§ Short task
Only the pictures stay out; every record is to be quoted exactly.

§ Extracted records
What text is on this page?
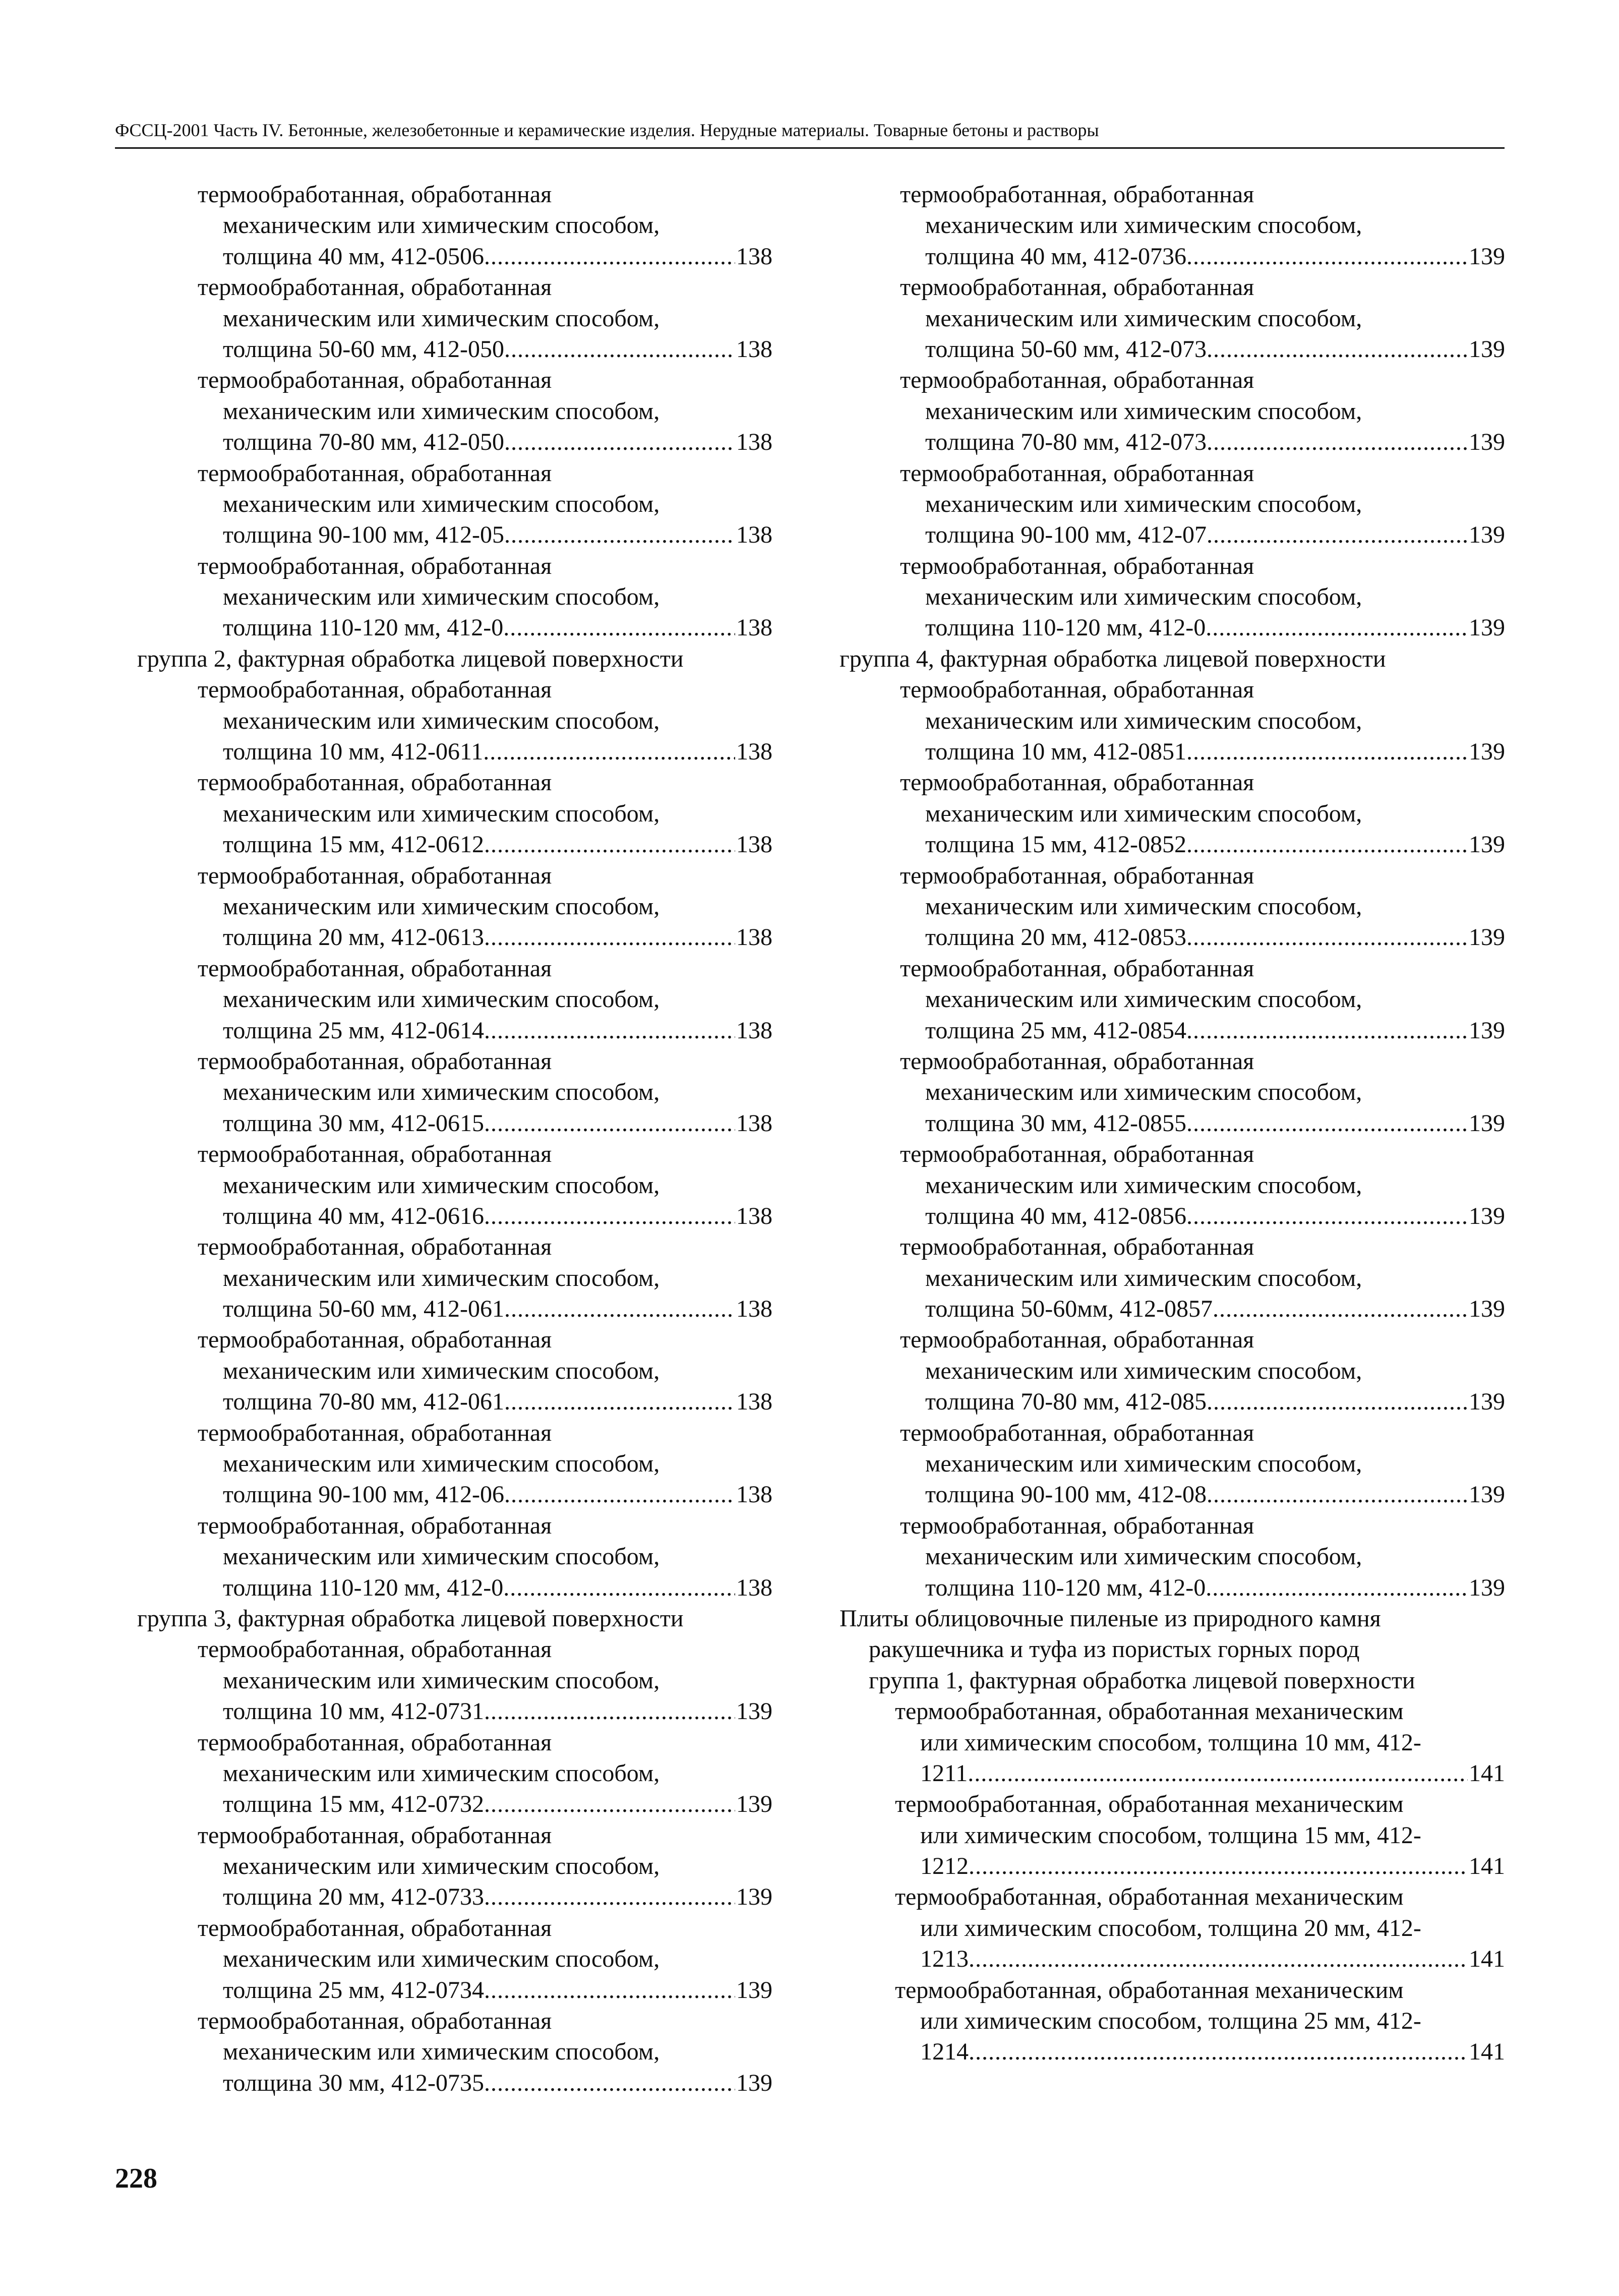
ФССЦ-2001 Часть IV. Бетонные, железобетонные и керамические изделия. Нерудные материалы. Товарные бетоны и растворы
термообработанная, обработанная
механическим или химическим способом,
толщина 40 мм, 412-0506 .....	138
термообработанная, обработанная
механическим или химическим способом,
толщина 50-60 мм, 412-050 .....	138
термообработанная, обработанная
механическим или химическим способом,
толщина 70-80 мм, 412-050 .....	138
термообработанная, обработанная
механическим или химическим способом,
толщина 90-100 мм, 412-05 .....	138
термообработанная, обработанная
механическим или химическим способом,
толщина 110-120 мм, 412-0 .....	138
группа 2, фактурная обработка лицевой поверхности
термообработанная, обработанная
механическим или химическим способом,
толщина 10 мм, 412-0611 .....	138
термообработанная, обработанная
механическим или химическим способом,
толщина 15 мм, 412-0612 .....	138
термообработанная, обработанная
механическим или химическим способом,
толщина 20 мм, 412-0613 .....	138
термообработанная, обработанная
механическим или химическим способом,
толщина 25 мм, 412-0614 .....	138
термообработанная, обработанная
механическим или химическим способом,
толщина 30 мм, 412-0615 .....	138
термообработанная, обработанная
механическим или химическим способом,
толщина 40 мм, 412-0616 .....	138
термообработанная, обработанная
механическим или химическим способом,
толщина 50-60 мм, 412-061 .....	138
термообработанная, обработанная
механическим или химическим способом,
толщина 70-80 мм, 412-061 .....	138
термообработанная, обработанная
механическим или химическим способом,
толщина 90-100 мм, 412-06 .....	138
термообработанная, обработанная
механическим или химическим способом,
толщина 110-120 мм, 412-0 .....	138
группа 3, фактурная обработка лицевой поверхности
термообработанная, обработанная
механическим или химическим способом,
толщина 10 мм, 412-0731 .....	139
термообработанная, обработанная
механическим или химическим способом,
толщина 15 мм, 412-0732 .....	139
термообработанная, обработанная
механическим или химическим способом,
толщина 20 мм, 412-0733 .....	139
термообработанная, обработанная
механическим или химическим способом,
толщина 25 мм, 412-0734 .....	139
термообработанная, обработанная
механическим или химическим способом,
толщина 30 мм, 412-0735 .....	139
термообработанная, обработанная
механическим или химическим способом,
толщина 40 мм, 412-0736 .....	139
термообработанная, обработанная
механическим или химическим способом,
толщина 50-60 мм, 412-073 .....	139
термообработанная, обработанная
механическим или химическим способом,
толщина 70-80 мм, 412-073 .....	139
термообработанная, обработанная
механическим или химическим способом,
толщина 90-100 мм, 412-07 .....	139
термообработанная, обработанная
механическим или химическим способом,
толщина 110-120 мм, 412-0 .....	139
группа 4, фактурная обработка лицевой поверхности
термообработанная, обработанная
механическим или химическим способом,
толщина 10 мм, 412-0851 .....	139
термообработанная, обработанная
механическим или химическим способом,
толщина 15 мм, 412-0852 .....	139
термообработанная, обработанная
механическим или химическим способом,
толщина 20 мм, 412-0853 .....	139
термообработанная, обработанная
механическим или химическим способом,
толщина 25 мм, 412-0854 .....	139
термообработанная, обработанная
механическим или химическим способом,
толщина 30 мм, 412-0855 .....	139
термообработанная, обработанная
механическим или химическим способом,
толщина 40 мм, 412-0856 .....	139
термообработанная, обработанная
механическим или химическим способом,
толщина 50-60мм, 412-0857 .....	139
термообработанная, обработанная
механическим или химическим способом,
толщина 70-80 мм, 412-085 .....	139
термообработанная, обработанная
механическим или химическим способом,
толщина 90-100 мм, 412-08 .....	139
термообработанная, обработанная
механическим или химическим способом,
толщина 110-120 мм, 412-0 .....	139
Плиты облицовочные пиленые из природного камня
ракушечника и туфа из пористых горных пород
группа 1, фактурная обработка лицевой поверхности
термообработанная, обработанная механическим
или химическим способом, толщина 10 мм, 412-
1211 .....	141
термообработанная, обработанная механическим
или химическим способом, толщина 15 мм, 412-
1212 .....	141
термообработанная, обработанная механическим
или химическим способом, толщина 20 мм, 412-
1213 .....	141
термообработанная, обработанная механическим
или химическим способом, толщина 25 мм, 412-
1214 .....	141
228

§ Solution for this problem
What text is on this page?
ФССЦ-2001 Часть IV. Бетонные, железобетонные и керамические изделия. Нерудные материалы. Товарные бетоны и растворы
термообработанная, обработанная
механическим или химическим способом,
толщина 40 мм, 412-0506 .....	138
термообработанная, обработанная
механическим или химическим способом,
толщина 50-60 мм, 412-050 .....	138
термообработанная, обработанная
механическим или химическим способом,
толщина 70-80 мм, 412-050 .....	138
термообработанная, обработанная
механическим или химическим способом,
толщина 90-100 мм, 412-05 .....	138
термообработанная, обработанная
механическим или химическим способом,
толщина 110-120 мм, 412-0 .....	138
группа 2, фактурная обработка лицевой поверхности
термообработанная, обработанная
механическим или химическим способом,
толщина 10 мм, 412-0611 .....	138
термообработанная, обработанная
механическим или химическим способом,
толщина 15 мм, 412-0612 .....	138
термообработанная, обработанная
механическим или химическим способом,
толщина 20 мм, 412-0613 .....	138
термообработанная, обработанная
механическим или химическим способом,
толщина 25 мм, 412-0614 .....	138
термообработанная, обработанная
механическим или химическим способом,
толщина 30 мм, 412-0615 .....	138
термообработанная, обработанная
механическим или химическим способом,
толщина 40 мм, 412-0616 .....	138
термообработанная, обработанная
механическим или химическим способом,
толщина 50-60 мм, 412-061 .....	138
термообработанная, обработанная
механическим или химическим способом,
толщина 70-80 мм, 412-061 .....	138
термообработанная, обработанная
механическим или химическим способом,
толщина 90-100 мм, 412-06 .....	138
термообработанная, обработанная
механическим или химическим способом,
толщина 110-120 мм, 412-0 .....	138
группа 3, фактурная обработка лицевой поверхности
термообработанная, обработанная
механическим или химическим способом,
толщина 10 мм, 412-0731 .....	139
термообработанная, обработанная
механическим или химическим способом,
толщина 15 мм, 412-0732 .....	139
термообработанная, обработанная
механическим или химическим способом,
толщина 20 мм, 412-0733 .....	139
термообработанная, обработанная
механическим или химическим способом,
толщина 25 мм, 412-0734 .....	139
термообработанная, обработанная
механическим или химическим способом,
толщина 30 мм, 412-0735 .....	139
термообработанная, обработанная
механическим или химическим способом,
толщина 40 мм, 412-0736 .....	139
термообработанная, обработанная
механическим или химическим способом,
толщина 50-60 мм, 412-073 .....	139
термообработанная, обработанная
механическим или химическим способом,
толщина 70-80 мм, 412-073 .....	139
термообработанная, обработанная
механическим или химическим способом,
толщина 90-100 мм, 412-07 .....	139
термообработанная, обработанная
механическим или химическим способом,
толщина 110-120 мм, 412-0 .....	139
группа 4, фактурная обработка лицевой поверхности
термообработанная, обработанная
механическим или химическим способом,
толщина 10 мм, 412-0851 .....	139
термообработанная, обработанная
механическим или химическим способом,
толщина 15 мм, 412-0852 .....	139
термообработанная, обработанная
механическим или химическим способом,
толщина 20 мм, 412-0853 .....	139
термообработанная, обработанная
механическим или химическим способом,
толщина 25 мм, 412-0854 .....	139
термообработанная, обработанная
механическим или химическим способом,
толщина 30 мм, 412-0855 .....	139
термообработанная, обработанная
механическим или химическим способом,
толщина 40 мм, 412-0856 .....	139
термообработанная, обработанная
механическим или химическим способом,
толщина 50-60мм, 412-0857 .....	139
термообработанная, обработанная
механическим или химическим способом,
толщина 70-80 мм, 412-085 .....	139
термообработанная, обработанная
механическим или химическим способом,
толщина 90-100 мм, 412-08 .....	139
термообработанная, обработанная
механическим или химическим способом,
толщина 110-120 мм, 412-0 .....	139
Плиты облицовочные пиленые из природного камня
ракушечника и туфа из пористых горных пород
группа 1, фактурная обработка лицевой поверхности
термообработанная, обработанная механическим
или химическим способом, толщина 10 мм, 412-
1211 .....	141
термообработанная, обработанная механическим
или химическим способом, толщина 15 мм, 412-
1212 .....	141
термообработанная, обработанная механическим
или химическим способом, толщина 20 мм, 412-
1213 .....	141
термообработанная, обработанная механическим
или химическим способом, толщина 25 мм, 412-
1214 .....	141
228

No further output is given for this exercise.